→ **Problem statement**: Wherever a line holds the word "JSON", copy that line out.

→ **Data extract**:
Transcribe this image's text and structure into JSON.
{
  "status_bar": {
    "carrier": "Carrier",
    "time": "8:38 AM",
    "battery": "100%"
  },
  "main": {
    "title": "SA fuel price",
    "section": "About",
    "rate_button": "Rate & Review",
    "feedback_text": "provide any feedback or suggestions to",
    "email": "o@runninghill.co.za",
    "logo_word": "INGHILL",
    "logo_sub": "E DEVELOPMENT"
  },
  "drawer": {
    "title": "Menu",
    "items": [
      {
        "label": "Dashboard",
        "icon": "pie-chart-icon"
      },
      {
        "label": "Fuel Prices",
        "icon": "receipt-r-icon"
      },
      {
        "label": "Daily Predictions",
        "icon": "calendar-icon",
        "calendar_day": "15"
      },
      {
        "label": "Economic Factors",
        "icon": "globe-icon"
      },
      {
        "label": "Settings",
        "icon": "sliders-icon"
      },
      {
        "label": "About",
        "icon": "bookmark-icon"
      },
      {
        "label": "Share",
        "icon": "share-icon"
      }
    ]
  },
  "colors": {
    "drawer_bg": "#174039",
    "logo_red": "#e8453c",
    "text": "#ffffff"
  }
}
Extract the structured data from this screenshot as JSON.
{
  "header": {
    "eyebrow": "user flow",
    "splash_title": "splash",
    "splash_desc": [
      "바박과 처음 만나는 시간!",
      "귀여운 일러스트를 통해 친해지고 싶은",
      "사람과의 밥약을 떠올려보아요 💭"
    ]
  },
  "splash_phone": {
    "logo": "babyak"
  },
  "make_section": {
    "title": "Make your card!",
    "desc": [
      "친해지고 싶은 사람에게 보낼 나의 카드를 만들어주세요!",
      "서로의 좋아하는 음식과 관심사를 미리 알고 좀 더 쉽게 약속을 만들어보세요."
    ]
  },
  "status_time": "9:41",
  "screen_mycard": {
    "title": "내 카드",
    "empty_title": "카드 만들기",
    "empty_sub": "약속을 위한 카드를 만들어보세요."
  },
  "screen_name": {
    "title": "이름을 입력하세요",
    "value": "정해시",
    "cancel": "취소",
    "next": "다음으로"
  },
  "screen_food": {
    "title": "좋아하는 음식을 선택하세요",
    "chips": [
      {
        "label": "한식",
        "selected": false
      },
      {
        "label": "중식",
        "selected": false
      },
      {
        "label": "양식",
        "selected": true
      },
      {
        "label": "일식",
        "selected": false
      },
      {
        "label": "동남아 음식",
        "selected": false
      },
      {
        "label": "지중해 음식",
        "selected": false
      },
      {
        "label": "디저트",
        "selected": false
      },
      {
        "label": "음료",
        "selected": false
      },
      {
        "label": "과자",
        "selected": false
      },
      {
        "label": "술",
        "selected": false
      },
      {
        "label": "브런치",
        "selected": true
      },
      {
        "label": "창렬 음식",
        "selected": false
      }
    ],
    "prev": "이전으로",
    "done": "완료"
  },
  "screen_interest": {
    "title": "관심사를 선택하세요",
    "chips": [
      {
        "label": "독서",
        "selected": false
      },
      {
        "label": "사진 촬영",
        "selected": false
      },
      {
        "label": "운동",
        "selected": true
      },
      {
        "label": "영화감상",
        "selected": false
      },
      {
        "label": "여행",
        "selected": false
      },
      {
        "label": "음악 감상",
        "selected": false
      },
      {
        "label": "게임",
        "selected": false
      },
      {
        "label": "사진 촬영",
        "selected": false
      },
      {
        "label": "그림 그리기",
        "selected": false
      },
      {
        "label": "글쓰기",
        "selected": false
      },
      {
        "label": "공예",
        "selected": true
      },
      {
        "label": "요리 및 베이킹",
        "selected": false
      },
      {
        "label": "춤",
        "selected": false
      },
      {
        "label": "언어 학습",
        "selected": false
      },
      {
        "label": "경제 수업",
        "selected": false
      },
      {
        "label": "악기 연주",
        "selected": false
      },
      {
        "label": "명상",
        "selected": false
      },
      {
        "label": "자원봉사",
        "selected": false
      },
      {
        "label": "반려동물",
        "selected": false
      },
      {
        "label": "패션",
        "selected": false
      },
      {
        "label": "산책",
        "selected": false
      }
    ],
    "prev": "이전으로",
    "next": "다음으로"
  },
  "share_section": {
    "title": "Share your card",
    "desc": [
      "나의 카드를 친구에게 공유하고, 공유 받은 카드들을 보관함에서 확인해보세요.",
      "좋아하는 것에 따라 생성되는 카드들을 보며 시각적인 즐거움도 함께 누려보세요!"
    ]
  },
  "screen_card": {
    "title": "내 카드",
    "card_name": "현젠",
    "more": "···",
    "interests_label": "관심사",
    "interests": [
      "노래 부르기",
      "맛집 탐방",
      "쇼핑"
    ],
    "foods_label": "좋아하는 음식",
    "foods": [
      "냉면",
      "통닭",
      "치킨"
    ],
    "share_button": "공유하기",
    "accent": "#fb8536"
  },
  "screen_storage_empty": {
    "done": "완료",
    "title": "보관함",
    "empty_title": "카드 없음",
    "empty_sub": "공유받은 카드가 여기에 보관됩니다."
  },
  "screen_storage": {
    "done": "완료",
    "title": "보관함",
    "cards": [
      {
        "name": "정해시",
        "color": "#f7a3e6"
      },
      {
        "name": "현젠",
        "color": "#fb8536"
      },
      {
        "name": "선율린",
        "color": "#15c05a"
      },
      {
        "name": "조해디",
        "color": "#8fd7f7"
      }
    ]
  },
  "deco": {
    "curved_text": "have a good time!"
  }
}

→ **Result**:
Transcribe this image's text and structure into JSON.
Extract the structured data from this screenshot as JSON.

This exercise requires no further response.